> _OBJECTIVES_:
- 1) Answer these from the review of The Highwaymen:
(a) Which two actors star in The Highwaymen?
(b) In what year was Arthur Penn's film released?
(c) Which film made Kevin Costner a star?
- 2) Write the next part of the review of The Highwaymen, picking up after its final sentence.

Film & TV

Chasing Bonnie and Clyde

Woody Harrelson and Kevin Costner in The Highwaymen (Netflix)
The Highwaymen, just released on Netflix, punctures the myths surrounding the murderous Barrow gang.

The Highwaymen, Netflix’s new manhunt film starring Kevin Costner and Woody Harrelson, is a suspenseful and morally fraught take on the story of the ex–Texas Rangers who tracked down the most famous bank robbers of 1934. But this movie about chasing Bonnie and Clyde is also a movie about Bonnie and Clyde. It’s a pleasing tale of resourceful, hard-nosed cops that’s also something of an essay on cinema and society.

Arthur Penn’s 1967 cinematic landmark (which is also streaming on Netflix) launched an American New Wave of counterculture films about anti-heroes and misfits contesting a nefarious system. Penn’s successors painted a bleak leftist vision of America as a land of beautiful eccentrics destroyed by materialism, militarism, greed, conformity, and corruption. Exactly two decades after Bonnie and Clyde, though, Costner became a star in The Untouchables, which heralded a Reaganite restoration in which movies celebrated lawmen and the military as the good guys who brought order to chaotic times.

> _DATA EXCERPT_:
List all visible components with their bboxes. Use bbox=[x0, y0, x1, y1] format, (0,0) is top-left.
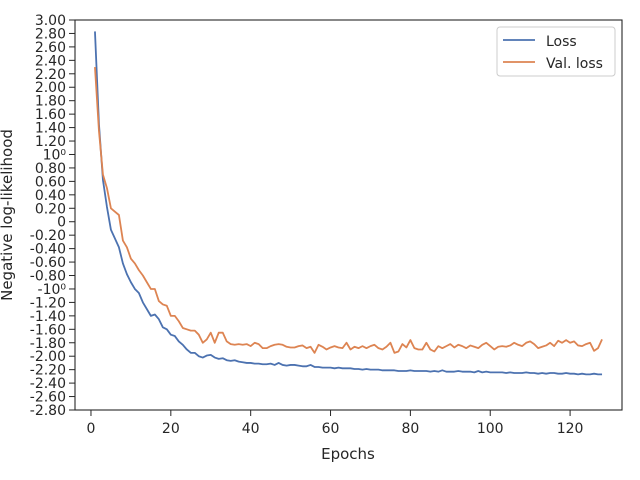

> _TASK-BY-TASK OUTPUTS_:
- 1)
(a) Kevin Costner and Woody Harrelson
(b) 1967
(c) The Untouchables

- 2)
Retelling Bonnie and Clyde from the point of view of the actual heroes of the story is a superb idea that took far too long to come to screen. Hired by the governor of Texas, “Ma” Ferguson (Kathy Bates), aging ex-Rangers Frank Hamer (Costner) and Maney Gault (Harrelson) are given a special mandate to end a reign of terror that left 13 people dead, yet was celebrated as a romantic tale of sexy desperadoes who were folk heroes to the newspapers of the Great Depression and later easily adapted into symbols of Sixties liberation.

Channeling Hamer’s rage and disgust, The Highwaymen attacks the myth of Bonnie and Clyde, who are seen only in glimpses. Far from robbing banks on behalf of hapless victims of the Depression, the Barrow gang mostly stuck to soft targets such as gas stations and grocery stores. Yet ordinary Americans were enthralled by the rebel legends and are seen concealing information to cover for the killers — though they were cheap, vicious cowards who would do anything for a buck. Governor Ferguson (Kathy Bates) replies to reporters pushing the Robin Hood narrative, “Did Robin Hood ever shoot a gas station attendant in the head for four dollars and a tank of gas?”

John Fusco’s shrewd and meditative script has fun trolling Bonnie and Clyde: The scene in the earlier film in which Bonnie dramatically reads aloud her poem about her life and anticipated death inspires a scene in which Hamer and Gault consider the same poem and note that it’s moronic. “Used to be, you had to have talent to get published. Now you just have to shoot people,” notes Gault. In another scene Gault just about has Clyde in his sights when the bandit’s car is suddenly mobbed by adoring fans.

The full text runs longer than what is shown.